* What you are asked to do: Type the records out again in full, exactly.

━━━━━ Records to use

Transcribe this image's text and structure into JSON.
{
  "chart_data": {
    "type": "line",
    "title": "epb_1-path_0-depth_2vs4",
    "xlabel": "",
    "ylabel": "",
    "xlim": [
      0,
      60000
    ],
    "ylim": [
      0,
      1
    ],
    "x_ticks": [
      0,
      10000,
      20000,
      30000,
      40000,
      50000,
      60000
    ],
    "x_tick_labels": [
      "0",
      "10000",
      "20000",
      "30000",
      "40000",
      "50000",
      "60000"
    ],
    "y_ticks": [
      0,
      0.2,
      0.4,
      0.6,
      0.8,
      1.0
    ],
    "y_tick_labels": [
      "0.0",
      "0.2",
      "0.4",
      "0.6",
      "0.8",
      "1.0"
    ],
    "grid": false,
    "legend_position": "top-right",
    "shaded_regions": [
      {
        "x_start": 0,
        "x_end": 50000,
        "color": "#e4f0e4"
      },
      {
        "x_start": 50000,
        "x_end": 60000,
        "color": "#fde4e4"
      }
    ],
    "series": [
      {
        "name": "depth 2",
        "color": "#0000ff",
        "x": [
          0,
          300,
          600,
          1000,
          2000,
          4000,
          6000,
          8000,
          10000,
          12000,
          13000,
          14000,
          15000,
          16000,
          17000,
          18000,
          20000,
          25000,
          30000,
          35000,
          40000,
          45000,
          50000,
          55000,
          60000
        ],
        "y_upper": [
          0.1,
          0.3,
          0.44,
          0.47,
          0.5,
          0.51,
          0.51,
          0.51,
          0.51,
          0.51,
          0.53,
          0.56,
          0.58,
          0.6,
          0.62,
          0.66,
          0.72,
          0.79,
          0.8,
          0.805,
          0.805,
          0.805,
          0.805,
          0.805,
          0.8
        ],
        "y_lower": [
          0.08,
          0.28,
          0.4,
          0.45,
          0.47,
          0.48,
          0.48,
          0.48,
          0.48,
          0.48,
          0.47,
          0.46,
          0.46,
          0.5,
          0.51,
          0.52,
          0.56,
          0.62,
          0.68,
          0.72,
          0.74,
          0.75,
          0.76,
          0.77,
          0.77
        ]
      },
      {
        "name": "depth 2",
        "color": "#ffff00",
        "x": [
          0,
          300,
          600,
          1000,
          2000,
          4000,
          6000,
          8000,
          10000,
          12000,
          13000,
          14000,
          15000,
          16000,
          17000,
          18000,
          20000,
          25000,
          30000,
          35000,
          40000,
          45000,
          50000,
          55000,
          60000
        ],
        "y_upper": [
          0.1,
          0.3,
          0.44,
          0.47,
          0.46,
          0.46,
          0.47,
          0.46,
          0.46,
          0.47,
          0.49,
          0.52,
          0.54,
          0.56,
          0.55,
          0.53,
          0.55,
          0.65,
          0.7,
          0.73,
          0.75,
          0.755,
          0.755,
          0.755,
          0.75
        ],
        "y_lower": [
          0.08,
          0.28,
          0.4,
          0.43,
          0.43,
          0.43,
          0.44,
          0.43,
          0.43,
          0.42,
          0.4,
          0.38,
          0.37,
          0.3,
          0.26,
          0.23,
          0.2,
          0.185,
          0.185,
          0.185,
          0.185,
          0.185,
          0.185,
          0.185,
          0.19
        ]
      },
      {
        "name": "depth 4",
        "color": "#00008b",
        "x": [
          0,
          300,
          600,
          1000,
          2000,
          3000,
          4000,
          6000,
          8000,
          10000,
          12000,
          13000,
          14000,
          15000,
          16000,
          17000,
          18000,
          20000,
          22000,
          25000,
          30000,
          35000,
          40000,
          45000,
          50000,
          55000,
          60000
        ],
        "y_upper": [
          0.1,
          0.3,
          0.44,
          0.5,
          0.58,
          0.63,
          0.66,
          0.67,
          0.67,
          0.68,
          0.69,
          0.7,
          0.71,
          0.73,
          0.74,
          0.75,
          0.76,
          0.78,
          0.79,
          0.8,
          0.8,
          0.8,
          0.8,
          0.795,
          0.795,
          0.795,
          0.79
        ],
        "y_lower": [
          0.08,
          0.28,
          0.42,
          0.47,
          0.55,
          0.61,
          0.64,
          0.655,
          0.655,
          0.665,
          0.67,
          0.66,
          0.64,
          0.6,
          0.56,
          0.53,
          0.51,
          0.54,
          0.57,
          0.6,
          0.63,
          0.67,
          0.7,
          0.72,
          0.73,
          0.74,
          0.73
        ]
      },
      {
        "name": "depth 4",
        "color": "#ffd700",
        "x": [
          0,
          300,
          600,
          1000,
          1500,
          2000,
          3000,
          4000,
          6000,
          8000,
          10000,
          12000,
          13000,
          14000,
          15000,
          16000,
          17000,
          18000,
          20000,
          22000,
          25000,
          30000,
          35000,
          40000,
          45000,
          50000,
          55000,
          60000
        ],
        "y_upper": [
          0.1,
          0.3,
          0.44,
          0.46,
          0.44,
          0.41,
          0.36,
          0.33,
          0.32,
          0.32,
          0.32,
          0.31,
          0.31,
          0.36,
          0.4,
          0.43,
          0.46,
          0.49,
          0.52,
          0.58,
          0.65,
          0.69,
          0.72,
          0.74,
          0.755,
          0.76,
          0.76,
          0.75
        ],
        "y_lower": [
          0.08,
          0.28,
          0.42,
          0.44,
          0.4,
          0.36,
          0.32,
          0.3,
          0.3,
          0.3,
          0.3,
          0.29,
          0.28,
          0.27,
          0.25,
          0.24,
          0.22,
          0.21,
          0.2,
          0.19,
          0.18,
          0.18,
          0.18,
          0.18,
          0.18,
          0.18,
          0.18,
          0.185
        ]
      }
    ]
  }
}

━━━━━━━━━━

* Complete output:
Transcribe this image's text and structure into JSON.
{
  "chart_data": {
    "type": "line",
    "title": "epb_1-path_0-depth_2vs4",
    "xlabel": "",
    "ylabel": "",
    "xlim": [
      0,
      60000
    ],
    "ylim": [
      0,
      1
    ],
    "x_ticks": [
      0,
      10000,
      20000,
      30000,
      40000,
      50000,
      60000
    ],
    "x_tick_labels": [
      "0",
      "10000",
      "20000",
      "30000",
      "40000",
      "50000",
      "60000"
    ],
    "y_ticks": [
      0,
      0.2,
      0.4,
      0.6,
      0.8,
      1.0
    ],
    "y_tick_labels": [
      "0.0",
      "0.2",
      "0.4",
      "0.6",
      "0.8",
      "1.0"
    ],
    "grid": false,
    "legend_position": "top-right",
    "shaded_regions": [
      {
        "x_start": 0,
        "x_end": 50000,
        "color": "#e4f0e4"
      },
      {
        "x_start": 50000,
        "x_end": 60000,
        "color": "#fde4e4"
      }
    ],
    "series": [
      {
        "name": "depth 2",
        "color": "#0000ff",
        "x": [
          0,
          300,
          600,
          1000,
          2000,
          4000,
          6000,
          8000,
          10000,
          12000,
          13000,
          14000,
          15000,
          16000,
          17000,
          18000,
          20000,
          25000,
          30000,
          35000,
          40000,
          45000,
          50000,
          55000,
          60000
        ],
        "y_upper": [
          0.1,
          0.3,
          0.44,
          0.47,
          0.5,
          0.51,
          0.51,
          0.51,
          0.51,
          0.51,
          0.53,
          0.56,
          0.58,
          0.6,
          0.62,
          0.66,
          0.72,
          0.79,
          0.8,
          0.805,
          0.805,
          0.805,
          0.805,
          0.805,
          0.8
        ],
        "y_lower": [
          0.08,
          0.28,
          0.4,
          0.45,
          0.47,
          0.48,
          0.48,
          0.48,
          0.48,
          0.48,
          0.47,
          0.46,
          0.46,
          0.5,
          0.51,
          0.52,
          0.56,
          0.62,
          0.68,
          0.72,
          0.74,
          0.75,
          0.76,
          0.77,
          0.77
        ]
      },
      {
        "name": "depth 2",
        "color": "#ffff00",
        "x": [
          0,
          300,
          600,
          1000,
          2000,
          4000,
          6000,
          8000,
          10000,
          12000,
          13000,
          14000,
          15000,
          16000,
          17000,
          18000,
          20000,
          25000,
          30000,
          35000,
          40000,
          45000,
          50000,
          55000,
          60000
        ],
        "y_upper": [
          0.1,
          0.3,
          0.44,
          0.47,
          0.46,
          0.46,
          0.47,
          0.46,
          0.46,
          0.47,
          0.49,
          0.52,
          0.54,
          0.56,
          0.55,
          0.53,
          0.55,
          0.65,
          0.7,
          0.73,
          0.75,
          0.755,
          0.755,
          0.755,
          0.75
        ],
        "y_lower": [
          0.08,
          0.28,
          0.4,
          0.43,
          0.43,
          0.43,
          0.44,
          0.43,
          0.43,
          0.42,
          0.4,
          0.38,
          0.37,
          0.3,
          0.26,
          0.23,
          0.2,
          0.185,
          0.185,
          0.185,
          0.185,
          0.185,
          0.185,
          0.185,
          0.19
        ]
      },
      {
        "name": "depth 4",
        "color": "#00008b",
        "x": [
          0,
          300,
          600,
          1000,
          2000,
          3000,
          4000,
          6000,
          8000,
          10000,
          12000,
          13000,
          14000,
          15000,
          16000,
          17000,
          18000,
          20000,
          22000,
          25000,
          30000,
          35000,
          40000,
          45000,
          50000,
          55000,
          60000
        ],
        "y_upper": [
          0.1,
          0.3,
          0.44,
          0.5,
          0.58,
          0.63,
          0.66,
          0.67,
          0.67,
          0.68,
          0.69,
          0.7,
          0.71,
          0.73,
          0.74,
          0.75,
          0.76,
          0.78,
          0.79,
          0.8,
          0.8,
          0.8,
          0.8,
          0.795,
          0.795,
          0.795,
          0.79
        ],
        "y_lower": [
          0.08,
          0.28,
          0.42,
          0.47,
          0.55,
          0.61,
          0.64,
          0.655,
          0.655,
          0.665,
          0.67,
          0.66,
          0.64,
          0.6,
          0.56,
          0.53,
          0.51,
          0.54,
          0.57,
          0.6,
          0.63,
          0.67,
          0.7,
          0.72,
          0.73,
          0.74,
          0.73
        ]
      },
      {
        "name": "depth 4",
        "color": "#ffd700",
        "x": [
          0,
          300,
          600,
          1000,
          1500,
          2000,
          3000,
          4000,
          6000,
          8000,
          10000,
          12000,
          13000,
          14000,
          15000,
          16000,
          17000,
          18000,
          20000,
          22000,
          25000,
          30000,
          35000,
          40000,
          45000,
          50000,
          55000,
          60000
        ],
        "y_upper": [
          0.1,
          0.3,
          0.44,
          0.46,
          0.44,
          0.41,
          0.36,
          0.33,
          0.32,
          0.32,
          0.32,
          0.31,
          0.31,
          0.36,
          0.4,
          0.43,
          0.46,
          0.49,
          0.52,
          0.58,
          0.65,
          0.69,
          0.72,
          0.74,
          0.755,
          0.76,
          0.76,
          0.75
        ],
        "y_lower": [
          0.08,
          0.28,
          0.42,
          0.44,
          0.4,
          0.36,
          0.32,
          0.3,
          0.3,
          0.3,
          0.3,
          0.29,
          0.28,
          0.27,
          0.25,
          0.24,
          0.22,
          0.21,
          0.2,
          0.19,
          0.18,
          0.18,
          0.18,
          0.18,
          0.18,
          0.18,
          0.18,
          0.185
        ]
      }
    ]
  }
}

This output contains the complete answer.